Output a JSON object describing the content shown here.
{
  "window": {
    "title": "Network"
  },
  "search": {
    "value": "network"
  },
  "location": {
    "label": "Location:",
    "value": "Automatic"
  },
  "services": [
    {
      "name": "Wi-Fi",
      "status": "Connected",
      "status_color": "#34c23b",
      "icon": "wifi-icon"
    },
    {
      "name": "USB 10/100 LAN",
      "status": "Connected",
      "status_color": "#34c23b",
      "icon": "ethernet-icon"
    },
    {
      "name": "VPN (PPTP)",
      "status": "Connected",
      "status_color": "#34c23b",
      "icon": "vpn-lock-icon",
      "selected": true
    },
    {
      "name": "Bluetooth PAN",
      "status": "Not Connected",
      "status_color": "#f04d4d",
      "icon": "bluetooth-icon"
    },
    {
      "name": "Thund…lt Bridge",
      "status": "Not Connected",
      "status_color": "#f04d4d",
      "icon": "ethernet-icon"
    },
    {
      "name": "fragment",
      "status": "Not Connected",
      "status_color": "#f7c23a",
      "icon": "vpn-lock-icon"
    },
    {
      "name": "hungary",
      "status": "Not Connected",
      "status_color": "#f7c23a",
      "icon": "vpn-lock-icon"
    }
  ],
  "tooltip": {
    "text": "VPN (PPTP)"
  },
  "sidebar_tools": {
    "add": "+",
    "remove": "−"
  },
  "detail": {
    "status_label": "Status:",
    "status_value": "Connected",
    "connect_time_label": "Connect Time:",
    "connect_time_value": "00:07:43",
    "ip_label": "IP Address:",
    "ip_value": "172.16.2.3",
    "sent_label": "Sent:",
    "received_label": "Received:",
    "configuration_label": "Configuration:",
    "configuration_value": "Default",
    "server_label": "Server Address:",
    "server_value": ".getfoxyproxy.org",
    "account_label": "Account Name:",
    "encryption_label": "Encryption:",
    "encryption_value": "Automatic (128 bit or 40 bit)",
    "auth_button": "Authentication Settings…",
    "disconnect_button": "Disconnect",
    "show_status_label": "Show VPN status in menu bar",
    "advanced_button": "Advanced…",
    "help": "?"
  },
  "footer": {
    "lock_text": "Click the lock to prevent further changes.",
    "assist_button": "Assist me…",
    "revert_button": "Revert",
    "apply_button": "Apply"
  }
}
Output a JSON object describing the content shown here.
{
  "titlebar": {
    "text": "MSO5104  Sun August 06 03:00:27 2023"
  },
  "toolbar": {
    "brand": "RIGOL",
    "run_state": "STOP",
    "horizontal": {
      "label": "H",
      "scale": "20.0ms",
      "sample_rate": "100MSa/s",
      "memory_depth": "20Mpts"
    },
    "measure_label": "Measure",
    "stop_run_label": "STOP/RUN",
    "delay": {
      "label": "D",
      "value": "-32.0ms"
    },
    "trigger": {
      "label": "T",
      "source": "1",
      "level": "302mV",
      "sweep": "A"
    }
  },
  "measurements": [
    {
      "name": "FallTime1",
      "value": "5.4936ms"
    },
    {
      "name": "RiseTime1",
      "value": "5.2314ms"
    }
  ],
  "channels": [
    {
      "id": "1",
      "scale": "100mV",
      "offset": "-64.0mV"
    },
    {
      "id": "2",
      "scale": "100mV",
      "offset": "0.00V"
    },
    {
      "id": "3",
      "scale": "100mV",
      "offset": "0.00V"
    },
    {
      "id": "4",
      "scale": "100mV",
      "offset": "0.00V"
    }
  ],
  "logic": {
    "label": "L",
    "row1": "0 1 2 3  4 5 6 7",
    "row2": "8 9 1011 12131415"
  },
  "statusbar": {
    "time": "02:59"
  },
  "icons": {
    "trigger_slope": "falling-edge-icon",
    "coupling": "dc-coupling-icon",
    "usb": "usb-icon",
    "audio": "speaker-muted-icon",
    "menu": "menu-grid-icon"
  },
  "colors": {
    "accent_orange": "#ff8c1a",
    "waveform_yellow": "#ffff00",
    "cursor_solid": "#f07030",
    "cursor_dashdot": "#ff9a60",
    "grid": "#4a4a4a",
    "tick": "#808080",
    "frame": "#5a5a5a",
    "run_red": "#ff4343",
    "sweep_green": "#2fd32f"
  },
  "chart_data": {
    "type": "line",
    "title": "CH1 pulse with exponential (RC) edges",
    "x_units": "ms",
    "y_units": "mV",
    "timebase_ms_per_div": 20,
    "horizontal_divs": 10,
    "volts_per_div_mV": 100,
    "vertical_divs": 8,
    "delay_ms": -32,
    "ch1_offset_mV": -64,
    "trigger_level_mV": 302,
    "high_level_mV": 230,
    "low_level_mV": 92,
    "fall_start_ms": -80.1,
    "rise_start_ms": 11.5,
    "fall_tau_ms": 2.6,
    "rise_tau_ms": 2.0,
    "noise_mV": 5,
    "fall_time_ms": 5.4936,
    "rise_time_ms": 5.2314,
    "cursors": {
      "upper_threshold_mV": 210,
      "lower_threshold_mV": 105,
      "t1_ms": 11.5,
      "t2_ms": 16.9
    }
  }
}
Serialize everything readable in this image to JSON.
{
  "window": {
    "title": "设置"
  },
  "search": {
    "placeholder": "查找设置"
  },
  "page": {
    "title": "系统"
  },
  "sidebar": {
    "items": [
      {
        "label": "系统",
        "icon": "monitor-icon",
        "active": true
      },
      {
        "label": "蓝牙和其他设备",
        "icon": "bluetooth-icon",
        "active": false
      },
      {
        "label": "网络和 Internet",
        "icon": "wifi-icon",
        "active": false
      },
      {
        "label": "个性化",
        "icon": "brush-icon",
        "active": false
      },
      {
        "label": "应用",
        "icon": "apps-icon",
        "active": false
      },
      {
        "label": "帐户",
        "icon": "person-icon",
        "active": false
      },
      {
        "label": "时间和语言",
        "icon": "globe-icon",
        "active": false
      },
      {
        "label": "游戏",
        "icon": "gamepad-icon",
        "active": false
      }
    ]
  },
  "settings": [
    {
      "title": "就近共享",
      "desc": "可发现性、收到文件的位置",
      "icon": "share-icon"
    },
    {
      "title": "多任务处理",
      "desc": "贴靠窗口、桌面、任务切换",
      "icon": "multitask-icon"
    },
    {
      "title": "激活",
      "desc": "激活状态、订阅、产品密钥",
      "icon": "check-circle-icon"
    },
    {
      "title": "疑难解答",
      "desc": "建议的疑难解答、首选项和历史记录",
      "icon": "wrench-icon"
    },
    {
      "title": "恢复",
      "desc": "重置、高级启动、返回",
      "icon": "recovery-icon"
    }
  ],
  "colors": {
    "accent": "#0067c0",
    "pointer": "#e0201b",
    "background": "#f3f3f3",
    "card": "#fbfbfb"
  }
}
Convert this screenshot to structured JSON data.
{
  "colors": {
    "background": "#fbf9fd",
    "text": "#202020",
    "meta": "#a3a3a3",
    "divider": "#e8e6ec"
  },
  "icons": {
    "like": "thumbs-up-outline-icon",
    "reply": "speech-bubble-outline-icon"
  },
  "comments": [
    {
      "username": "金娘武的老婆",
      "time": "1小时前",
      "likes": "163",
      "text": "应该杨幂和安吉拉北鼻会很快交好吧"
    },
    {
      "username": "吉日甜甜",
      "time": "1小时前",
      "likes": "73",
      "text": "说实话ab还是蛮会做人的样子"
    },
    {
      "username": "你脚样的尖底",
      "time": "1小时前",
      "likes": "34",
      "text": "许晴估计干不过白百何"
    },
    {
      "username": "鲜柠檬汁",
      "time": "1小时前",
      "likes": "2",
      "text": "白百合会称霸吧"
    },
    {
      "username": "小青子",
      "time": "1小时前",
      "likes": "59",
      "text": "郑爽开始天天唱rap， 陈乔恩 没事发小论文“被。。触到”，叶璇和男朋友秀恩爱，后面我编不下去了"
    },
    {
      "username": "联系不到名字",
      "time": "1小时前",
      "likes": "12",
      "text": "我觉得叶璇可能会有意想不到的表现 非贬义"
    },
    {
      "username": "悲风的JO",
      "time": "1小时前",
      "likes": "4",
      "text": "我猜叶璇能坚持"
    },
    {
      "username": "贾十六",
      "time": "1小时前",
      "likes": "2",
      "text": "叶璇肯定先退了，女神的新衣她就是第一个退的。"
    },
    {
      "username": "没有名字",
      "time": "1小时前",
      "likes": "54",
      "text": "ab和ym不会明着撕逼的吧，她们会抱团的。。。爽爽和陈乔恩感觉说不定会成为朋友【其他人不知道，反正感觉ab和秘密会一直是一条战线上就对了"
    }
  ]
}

+++

### [Aim]
Reproduce exactly, with nothing added, the lines from the one that contains "Convert this screenshot" to the end of the data.

### [Full solution]
Convert this screenshot to structured JSON data.
{
  "colors": {
    "background": "#fbf9fd",
    "text": "#202020",
    "meta": "#a3a3a3",
    "divider": "#e8e6ec"
  },
  "icons": {
    "like": "thumbs-up-outline-icon",
    "reply": "speech-bubble-outline-icon"
  },
  "comments": [
    {
      "username": "金娘武的老婆",
      "time": "1小时前",
      "likes": "163",
      "text": "应该杨幂和安吉拉北鼻会很快交好吧"
    },
    {
      "username": "吉日甜甜",
      "time": "1小时前",
      "likes": "73",
      "text": "说实话ab还是蛮会做人的样子"
    },
    {
      "username": "你脚样的尖底",
      "time": "1小时前",
      "likes": "34",
      "text": "许晴估计干不过白百何"
    },
    {
      "username": "鲜柠檬汁",
      "time": "1小时前",
      "likes": "2",
      "text": "白百合会称霸吧"
    },
    {
      "username": "小青子",
      "time": "1小时前",
      "likes": "59",
      "text": "郑爽开始天天唱rap， 陈乔恩 没事发小论文“被。。触到”，叶璇和男朋友秀恩爱，后面我编不下去了"
    },
    {
      "username": "联系不到名字",
      "time": "1小时前",
      "likes": "12",
      "text": "我觉得叶璇可能会有意想不到的表现 非贬义"
    },
    {
      "username": "悲风的JO",
      "time": "1小时前",
      "likes": "4",
      "text": "我猜叶璇能坚持"
    },
    {
      "username": "贾十六",
      "time": "1小时前",
      "likes": "2",
      "text": "叶璇肯定先退了，女神的新衣她就是第一个退的。"
    },
    {
      "username": "没有名字",
      "time": "1小时前",
      "likes": "54",
      "text": "ab和ym不会明着撕逼的吧，她们会抱团的。。。爽爽和陈乔恩感觉说不定会成为朋友【其他人不知道，反正感觉ab和秘密会一直是一条战线上就对了"
    }
  ]
}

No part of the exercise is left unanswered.